## Work to be completed
Omit the images. Copy each entry word for word.

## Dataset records
────────────────

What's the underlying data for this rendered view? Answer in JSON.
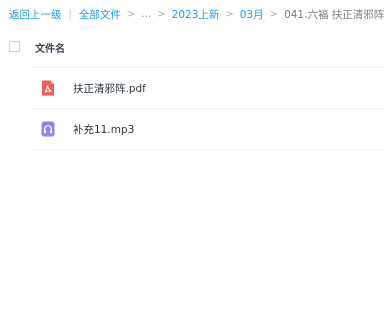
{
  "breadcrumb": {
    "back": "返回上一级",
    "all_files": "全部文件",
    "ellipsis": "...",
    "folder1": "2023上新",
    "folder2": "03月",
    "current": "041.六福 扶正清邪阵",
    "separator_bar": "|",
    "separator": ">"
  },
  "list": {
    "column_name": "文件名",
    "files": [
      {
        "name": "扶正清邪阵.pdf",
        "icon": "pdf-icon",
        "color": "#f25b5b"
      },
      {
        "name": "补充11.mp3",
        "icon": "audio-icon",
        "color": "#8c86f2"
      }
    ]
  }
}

────────────────

## The completed task
What's the underlying data for this rendered view? Answer in JSON.
{
  "breadcrumb": {
    "back": "返回上一级",
    "all_files": "全部文件",
    "ellipsis": "...",
    "folder1": "2023上新",
    "folder2": "03月",
    "current": "041.六福 扶正清邪阵",
    "separator_bar": "|",
    "separator": ">"
  },
  "list": {
    "column_name": "文件名",
    "files": [
      {
        "name": "扶正清邪阵.pdf",
        "icon": "pdf-icon",
        "color": "#f25b5b"
      },
      {
        "name": "补充11.mp3",
        "icon": "audio-icon",
        "color": "#8c86f2"
      }
    ]
  }
}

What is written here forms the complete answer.